C) Weiterführende Gedanken

•Warum wählt Jesus einen Esel für sich als Reittier aus? Warum kein Pferd, oder ein Kamel?

• Warum verstehen die Jünger nicht, mit welcher Erwartung die Menschenmenge Jesus begrüßt? Kennen die Jünger die Schriftstelle gar nicht, die vom Messias auf einem Esel berichtet?

• Was ist der wahre Grundnach Johannes, warum die Menschenmenge Jesus entgegen kommt?

• „Alle Welt läuft ihm nach?“ Klingt das für Sie wie ein Kompliment, oder ist es verächtlich gemeint? Was bewegt die Pharisäer in dieser Szene zu so einer Bewertung?
 
D) Gedanken zum Abschluss: 

Für wen gehst du? - Eine chassidische Erzählung - In der Stadt, wo Rabbi Naftali lebte - so beginnt eine chassidische Erzählung - pflegten die Reichen, deren Häuser einsam oder am Stadtrand lagen, Männer anzustellen, die nachts über ihren Besitz wachen sollten. Als Rabbi Naftali eines Abends spät spazieren ging, begegnete er solch einem Wächter, der auf und nieder ging. „Für wen gehst du?' fragte er ihn. Der gab bereitwillig Bescheid, fügte aber dann die Gegenfrage dran: „Und du, Rabbi, für wen gehst du?" Das Wort traf diesen wie ein Pfeil: „Noch gehe ich für niemanden", brachte er nur mühsam hervor. Dann schritten beide langsam schweigend nebeneinanderher. Schließlich fragte der Rabbi den Wächter: „Wärest du bereit, mein Diener zu werden?" „Das will ich gerne tun“; antwortete der Wächter, „aber was habe ich zu tun?" „Mich zu erinnern“; sagte der Rabbi, „mich daran zu erinnern, dass ich mich regelmäßig frage, für wen ich gehe.“

Nach Martin Buber

Palmsonntag war der Tag, an dem Jesus auf einem Esel in Jerusalem eingezogen ist. Keine Woche später wurde er gekreuzigt. Es war eine Art 'Pride Parade', ein 'Jesus-Coming-Out-Tag'. Verrückt? Nein! Denn die Geschichte geht so:

Jesus hatte die letzten Jahre damit verbracht, durch die Dörfer zu wandern, zu predigen, sich mit den Menschen zu unterhalten und Wunder zu tun. Er war beliebt. Die Leute scharten sich um ihn, folgten ihm nach und hörten auf ihn. Er würde sie befreien. Die Autoritäten hatten Angst vor ihm. Er war ein Held. Dann kam Palmsonntag. Die Leute standen auf beiden Straßenseiten und warteten auf ihn. Sie wedelten mit Palmzweigen, als er auf einem Esel einzog. Sie grüßten ihn und riefen 'Hosianna!' Sie feierten den Mann, den sie verehrten. Der Mann, der genau so war, wie sie ihn haben wollten. Sohn Davids, Retter Israels...

DATENAUSZUG ->
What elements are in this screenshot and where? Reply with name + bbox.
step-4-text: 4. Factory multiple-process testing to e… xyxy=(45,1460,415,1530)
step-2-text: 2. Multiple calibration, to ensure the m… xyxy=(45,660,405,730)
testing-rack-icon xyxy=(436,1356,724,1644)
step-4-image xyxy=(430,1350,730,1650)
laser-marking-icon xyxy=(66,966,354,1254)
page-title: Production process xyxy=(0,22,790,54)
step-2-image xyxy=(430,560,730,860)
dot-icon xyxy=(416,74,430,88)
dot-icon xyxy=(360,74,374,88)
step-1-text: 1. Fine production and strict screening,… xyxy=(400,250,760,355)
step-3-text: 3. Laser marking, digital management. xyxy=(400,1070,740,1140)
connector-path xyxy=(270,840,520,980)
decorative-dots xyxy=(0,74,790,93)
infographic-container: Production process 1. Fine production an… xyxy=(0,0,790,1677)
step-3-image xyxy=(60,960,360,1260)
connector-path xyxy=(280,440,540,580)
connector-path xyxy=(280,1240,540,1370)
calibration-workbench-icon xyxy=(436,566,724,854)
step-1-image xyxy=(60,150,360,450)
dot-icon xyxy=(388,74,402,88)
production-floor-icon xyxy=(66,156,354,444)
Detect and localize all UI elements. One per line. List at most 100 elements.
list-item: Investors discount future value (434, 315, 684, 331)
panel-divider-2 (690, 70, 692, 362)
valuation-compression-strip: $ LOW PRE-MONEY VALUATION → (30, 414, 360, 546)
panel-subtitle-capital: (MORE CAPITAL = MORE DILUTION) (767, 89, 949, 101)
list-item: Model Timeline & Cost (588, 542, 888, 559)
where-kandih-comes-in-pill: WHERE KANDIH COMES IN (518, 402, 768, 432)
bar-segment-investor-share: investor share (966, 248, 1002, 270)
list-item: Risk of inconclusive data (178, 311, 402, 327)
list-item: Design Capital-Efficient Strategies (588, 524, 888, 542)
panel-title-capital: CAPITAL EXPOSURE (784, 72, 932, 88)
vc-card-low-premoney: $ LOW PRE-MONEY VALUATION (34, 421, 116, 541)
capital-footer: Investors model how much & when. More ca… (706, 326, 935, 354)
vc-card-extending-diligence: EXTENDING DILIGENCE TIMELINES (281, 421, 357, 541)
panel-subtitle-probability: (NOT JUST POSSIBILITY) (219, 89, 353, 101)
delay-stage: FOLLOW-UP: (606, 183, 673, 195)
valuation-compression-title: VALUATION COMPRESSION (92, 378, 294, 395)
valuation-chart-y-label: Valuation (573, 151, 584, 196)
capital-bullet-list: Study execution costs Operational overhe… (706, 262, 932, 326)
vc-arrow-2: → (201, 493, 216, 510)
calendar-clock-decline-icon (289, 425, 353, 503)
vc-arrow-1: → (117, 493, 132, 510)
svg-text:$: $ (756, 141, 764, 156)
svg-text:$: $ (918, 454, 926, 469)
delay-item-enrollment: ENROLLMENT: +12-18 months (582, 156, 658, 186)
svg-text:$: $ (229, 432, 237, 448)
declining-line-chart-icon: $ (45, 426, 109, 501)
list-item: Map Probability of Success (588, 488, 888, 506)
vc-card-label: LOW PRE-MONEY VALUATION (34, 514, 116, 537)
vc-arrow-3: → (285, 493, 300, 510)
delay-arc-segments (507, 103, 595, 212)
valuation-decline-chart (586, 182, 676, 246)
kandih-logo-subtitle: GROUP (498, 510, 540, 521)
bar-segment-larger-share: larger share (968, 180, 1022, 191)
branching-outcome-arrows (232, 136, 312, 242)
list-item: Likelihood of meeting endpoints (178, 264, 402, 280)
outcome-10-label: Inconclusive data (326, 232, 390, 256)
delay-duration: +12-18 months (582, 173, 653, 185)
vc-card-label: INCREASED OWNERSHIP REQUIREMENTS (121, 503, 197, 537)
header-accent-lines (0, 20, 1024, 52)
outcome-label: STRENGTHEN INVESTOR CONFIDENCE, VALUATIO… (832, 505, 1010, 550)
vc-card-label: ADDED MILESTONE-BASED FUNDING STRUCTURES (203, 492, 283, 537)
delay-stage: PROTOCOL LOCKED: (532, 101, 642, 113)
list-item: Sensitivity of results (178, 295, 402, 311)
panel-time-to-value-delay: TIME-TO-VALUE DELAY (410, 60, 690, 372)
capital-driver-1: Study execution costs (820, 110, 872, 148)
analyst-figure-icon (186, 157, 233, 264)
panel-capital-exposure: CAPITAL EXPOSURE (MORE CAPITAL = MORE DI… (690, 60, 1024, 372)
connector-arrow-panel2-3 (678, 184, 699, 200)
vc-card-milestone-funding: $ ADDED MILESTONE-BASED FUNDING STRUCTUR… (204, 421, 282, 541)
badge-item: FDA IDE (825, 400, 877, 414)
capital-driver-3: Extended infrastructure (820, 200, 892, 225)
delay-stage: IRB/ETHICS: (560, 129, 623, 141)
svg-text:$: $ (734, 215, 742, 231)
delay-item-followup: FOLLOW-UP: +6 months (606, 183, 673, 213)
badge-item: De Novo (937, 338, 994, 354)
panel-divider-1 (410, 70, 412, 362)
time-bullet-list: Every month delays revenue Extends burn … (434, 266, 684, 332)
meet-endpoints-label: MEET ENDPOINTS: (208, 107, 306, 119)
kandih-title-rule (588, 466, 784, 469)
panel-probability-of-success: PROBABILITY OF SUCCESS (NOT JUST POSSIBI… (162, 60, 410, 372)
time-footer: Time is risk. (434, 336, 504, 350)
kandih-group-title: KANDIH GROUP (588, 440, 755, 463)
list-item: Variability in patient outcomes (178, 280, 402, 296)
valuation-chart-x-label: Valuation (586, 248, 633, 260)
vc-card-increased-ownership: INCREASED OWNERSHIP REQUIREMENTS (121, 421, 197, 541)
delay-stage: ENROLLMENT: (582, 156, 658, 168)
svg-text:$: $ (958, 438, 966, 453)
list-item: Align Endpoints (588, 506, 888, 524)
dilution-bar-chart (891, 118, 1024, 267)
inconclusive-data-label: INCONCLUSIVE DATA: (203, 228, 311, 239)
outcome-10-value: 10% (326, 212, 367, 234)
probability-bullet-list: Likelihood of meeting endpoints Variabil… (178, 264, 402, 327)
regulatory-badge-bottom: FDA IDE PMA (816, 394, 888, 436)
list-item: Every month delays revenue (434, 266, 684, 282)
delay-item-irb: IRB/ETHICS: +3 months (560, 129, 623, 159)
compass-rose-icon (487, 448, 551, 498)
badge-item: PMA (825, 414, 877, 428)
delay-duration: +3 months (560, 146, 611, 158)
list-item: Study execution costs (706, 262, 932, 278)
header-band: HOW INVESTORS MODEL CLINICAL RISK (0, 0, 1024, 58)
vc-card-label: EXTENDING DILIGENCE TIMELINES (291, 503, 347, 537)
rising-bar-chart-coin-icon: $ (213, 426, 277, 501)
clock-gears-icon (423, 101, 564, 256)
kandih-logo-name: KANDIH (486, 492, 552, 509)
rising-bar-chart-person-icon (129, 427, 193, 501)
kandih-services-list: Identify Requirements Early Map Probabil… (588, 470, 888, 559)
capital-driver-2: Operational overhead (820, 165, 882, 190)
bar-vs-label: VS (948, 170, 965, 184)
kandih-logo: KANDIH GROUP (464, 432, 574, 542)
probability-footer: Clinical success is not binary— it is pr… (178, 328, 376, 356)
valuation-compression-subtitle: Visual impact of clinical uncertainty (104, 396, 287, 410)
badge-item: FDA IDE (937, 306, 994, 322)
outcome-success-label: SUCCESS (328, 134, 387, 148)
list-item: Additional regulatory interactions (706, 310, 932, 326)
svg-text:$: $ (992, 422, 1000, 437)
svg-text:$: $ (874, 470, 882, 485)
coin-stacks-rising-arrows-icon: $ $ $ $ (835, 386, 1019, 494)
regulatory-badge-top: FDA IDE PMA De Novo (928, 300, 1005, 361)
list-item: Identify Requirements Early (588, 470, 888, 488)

AUFGABE ->
Überarbeite im Text über den Palmsonntag den Abschnitt, der mit „Palmsonntag war der“ beginnt und mit „Davids, Retter Israels...“ endet. Gib ihn wieder und ersetze darin „Palmzweigen“ durch „Olivenzweigen“.

LÖSUNG ->
Palmsonntag war der Tag, an dem Jesus auf einem Esel in Jerusalem eingezogen ist. Keine Woche später wurde er gekreuzigt. Es war eine Art 'Pride Parade', ein 'Jesus-Coming-Out-Tag'. Verrückt? Nein! Denn die Geschichte geht so:

Jesus hatte die letzten Jahre damit verbracht, durch die Dörfer zu wandern, zu predigen, sich mit den Menschen zu unterhalten und Wunder zu tun. Er war beliebt. Die Leute scharten sich um ihn, folgten ihm nach und hörten auf ihn. Er würde sie befreien. Die Autoritäten hatten Angst vor ihm. Er war ein Held. Dann kam Palmsonntag. Die Leute standen auf beiden Straßenseiten und warteten auf ihn. Sie wedelten mit Olivenzweigen, als er auf einem Esel einzog. Sie grüßten ihn und riefen 'Hosianna!' Sie feierten den Mann, den sie verehrten. Der Mann, der genau so war, wie sie ihn haben wollten. Sohn Davids, Retter Israels...